===== Stored data

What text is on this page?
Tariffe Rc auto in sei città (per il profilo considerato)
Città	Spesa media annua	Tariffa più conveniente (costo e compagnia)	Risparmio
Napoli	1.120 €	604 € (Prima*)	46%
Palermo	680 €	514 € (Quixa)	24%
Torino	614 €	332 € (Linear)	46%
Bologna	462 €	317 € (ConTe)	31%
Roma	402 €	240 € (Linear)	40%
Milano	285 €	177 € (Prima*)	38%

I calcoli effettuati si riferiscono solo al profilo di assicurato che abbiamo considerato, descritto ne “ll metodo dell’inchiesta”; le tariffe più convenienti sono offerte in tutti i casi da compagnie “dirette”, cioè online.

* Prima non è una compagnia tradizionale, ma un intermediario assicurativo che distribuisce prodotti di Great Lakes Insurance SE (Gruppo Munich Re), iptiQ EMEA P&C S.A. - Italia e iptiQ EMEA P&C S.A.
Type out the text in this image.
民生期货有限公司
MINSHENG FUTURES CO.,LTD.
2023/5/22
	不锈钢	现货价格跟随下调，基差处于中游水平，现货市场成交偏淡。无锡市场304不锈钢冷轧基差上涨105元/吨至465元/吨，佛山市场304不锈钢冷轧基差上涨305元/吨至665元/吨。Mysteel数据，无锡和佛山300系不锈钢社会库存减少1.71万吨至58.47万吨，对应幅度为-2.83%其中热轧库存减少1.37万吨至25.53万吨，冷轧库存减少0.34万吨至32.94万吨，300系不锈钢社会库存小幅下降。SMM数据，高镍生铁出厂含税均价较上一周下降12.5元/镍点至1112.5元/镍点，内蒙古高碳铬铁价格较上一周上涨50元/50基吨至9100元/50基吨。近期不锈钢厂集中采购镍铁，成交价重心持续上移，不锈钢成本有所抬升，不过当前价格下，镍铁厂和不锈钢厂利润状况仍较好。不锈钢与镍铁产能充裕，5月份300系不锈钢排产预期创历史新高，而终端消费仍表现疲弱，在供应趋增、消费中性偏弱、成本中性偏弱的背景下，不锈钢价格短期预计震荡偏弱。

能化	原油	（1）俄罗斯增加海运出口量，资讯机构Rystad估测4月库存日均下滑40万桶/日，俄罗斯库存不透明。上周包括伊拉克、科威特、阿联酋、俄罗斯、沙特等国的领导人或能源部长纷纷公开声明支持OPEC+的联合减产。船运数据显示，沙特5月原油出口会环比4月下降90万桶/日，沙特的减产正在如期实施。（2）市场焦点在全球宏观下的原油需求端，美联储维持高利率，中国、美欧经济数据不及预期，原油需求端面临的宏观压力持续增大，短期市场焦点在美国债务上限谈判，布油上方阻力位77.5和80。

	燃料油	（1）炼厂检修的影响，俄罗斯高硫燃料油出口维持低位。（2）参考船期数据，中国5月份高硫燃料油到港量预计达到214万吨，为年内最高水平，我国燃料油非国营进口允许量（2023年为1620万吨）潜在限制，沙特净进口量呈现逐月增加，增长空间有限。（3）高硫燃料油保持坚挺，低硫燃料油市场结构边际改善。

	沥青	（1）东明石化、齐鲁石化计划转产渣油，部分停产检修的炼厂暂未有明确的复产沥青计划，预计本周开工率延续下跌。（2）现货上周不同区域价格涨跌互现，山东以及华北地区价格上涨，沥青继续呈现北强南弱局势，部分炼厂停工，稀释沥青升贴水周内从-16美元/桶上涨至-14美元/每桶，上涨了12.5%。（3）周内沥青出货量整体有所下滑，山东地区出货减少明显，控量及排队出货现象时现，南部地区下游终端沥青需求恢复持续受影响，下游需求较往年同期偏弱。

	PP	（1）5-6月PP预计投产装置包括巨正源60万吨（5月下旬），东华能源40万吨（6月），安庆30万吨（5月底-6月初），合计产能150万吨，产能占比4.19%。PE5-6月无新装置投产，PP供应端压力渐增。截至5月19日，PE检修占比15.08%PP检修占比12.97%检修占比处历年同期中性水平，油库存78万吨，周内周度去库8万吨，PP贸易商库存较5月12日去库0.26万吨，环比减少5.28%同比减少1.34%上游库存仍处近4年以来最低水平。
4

==========

Copy out every line holding the string "text".

Correct result:
What text is on this page?
Type out the text in this image.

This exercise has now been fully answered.